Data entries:
========================================================================

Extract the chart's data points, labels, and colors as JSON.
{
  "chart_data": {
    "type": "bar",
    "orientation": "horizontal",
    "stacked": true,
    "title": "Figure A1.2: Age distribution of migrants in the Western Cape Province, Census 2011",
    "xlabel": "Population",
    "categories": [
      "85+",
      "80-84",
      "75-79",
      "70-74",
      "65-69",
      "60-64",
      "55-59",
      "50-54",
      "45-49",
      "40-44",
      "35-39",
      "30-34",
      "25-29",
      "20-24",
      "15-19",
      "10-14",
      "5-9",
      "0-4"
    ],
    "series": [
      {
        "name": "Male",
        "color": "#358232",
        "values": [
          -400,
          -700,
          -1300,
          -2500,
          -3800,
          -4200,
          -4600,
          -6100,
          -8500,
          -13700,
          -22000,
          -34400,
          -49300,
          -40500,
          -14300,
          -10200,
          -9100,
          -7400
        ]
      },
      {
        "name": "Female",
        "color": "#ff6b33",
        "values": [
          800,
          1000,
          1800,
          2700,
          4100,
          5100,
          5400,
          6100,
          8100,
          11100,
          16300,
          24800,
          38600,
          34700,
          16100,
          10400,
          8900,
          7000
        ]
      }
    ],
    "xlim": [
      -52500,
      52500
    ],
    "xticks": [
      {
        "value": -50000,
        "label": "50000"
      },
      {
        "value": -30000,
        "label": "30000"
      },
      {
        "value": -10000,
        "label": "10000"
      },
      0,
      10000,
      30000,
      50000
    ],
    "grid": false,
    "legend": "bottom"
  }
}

========================================================================

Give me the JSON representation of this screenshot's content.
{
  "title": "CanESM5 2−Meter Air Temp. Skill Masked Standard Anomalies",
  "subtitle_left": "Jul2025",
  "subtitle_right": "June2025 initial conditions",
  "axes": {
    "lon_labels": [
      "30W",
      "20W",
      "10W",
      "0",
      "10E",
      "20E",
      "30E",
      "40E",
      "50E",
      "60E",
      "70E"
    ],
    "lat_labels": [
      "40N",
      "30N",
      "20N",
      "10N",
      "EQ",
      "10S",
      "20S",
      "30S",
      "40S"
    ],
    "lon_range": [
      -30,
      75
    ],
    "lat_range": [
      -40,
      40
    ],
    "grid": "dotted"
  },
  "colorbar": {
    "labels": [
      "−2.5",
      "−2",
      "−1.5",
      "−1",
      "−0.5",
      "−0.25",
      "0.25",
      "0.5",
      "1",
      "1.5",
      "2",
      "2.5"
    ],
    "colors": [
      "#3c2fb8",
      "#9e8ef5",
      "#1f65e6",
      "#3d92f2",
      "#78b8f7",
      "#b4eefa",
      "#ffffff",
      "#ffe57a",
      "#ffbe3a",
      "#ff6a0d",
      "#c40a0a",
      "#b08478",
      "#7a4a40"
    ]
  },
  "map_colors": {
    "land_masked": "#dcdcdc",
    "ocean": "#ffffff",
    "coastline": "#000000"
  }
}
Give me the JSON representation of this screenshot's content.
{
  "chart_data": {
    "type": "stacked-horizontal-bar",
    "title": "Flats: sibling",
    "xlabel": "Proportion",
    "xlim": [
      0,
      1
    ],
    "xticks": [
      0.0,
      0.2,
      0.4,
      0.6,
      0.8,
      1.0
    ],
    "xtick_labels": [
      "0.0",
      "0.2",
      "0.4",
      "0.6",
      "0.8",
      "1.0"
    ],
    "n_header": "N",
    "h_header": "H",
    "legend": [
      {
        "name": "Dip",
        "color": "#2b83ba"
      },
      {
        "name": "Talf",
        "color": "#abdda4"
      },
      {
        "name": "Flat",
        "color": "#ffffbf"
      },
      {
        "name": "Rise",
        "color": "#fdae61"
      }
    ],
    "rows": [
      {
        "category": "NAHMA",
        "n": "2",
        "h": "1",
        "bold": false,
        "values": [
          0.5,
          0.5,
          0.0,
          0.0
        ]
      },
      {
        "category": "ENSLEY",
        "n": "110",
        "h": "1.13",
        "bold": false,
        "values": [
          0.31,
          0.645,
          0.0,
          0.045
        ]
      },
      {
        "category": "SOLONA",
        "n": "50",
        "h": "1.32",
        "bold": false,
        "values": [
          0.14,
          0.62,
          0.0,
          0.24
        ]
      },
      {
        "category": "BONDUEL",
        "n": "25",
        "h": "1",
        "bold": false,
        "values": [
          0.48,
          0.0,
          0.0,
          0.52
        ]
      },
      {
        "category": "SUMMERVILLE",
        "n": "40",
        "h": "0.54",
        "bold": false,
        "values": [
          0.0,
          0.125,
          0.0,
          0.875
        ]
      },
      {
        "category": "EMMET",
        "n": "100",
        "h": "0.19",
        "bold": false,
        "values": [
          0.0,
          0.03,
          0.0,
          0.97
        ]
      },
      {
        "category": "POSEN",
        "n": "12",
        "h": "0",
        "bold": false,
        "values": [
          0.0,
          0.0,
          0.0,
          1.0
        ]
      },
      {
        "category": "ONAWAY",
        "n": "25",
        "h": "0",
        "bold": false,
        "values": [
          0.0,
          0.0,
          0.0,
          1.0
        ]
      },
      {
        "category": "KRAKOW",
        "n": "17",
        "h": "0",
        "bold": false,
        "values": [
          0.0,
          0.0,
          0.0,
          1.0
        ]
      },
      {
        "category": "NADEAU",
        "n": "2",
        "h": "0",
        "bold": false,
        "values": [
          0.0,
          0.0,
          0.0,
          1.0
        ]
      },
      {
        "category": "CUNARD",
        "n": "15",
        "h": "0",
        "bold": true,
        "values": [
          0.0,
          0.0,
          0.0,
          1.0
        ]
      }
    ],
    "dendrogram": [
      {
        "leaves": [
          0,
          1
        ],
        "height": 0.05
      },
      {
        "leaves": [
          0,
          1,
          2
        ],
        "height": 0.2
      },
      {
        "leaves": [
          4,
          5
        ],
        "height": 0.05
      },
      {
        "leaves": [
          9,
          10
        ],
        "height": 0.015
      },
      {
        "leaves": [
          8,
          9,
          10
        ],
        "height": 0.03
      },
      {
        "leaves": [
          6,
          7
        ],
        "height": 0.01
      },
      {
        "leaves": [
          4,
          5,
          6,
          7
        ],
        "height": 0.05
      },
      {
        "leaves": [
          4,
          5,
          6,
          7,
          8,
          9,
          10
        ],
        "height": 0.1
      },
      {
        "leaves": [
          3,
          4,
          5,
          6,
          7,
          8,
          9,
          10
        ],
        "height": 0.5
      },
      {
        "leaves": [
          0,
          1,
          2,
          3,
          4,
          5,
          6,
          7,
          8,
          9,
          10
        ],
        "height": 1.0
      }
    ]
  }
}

========================================================================

■ **Exercise task**: Gather from the records above every line containing the string "type".

■ **Correct response**:
    "type": "bar",
    "type": "stacked-horizontal-bar",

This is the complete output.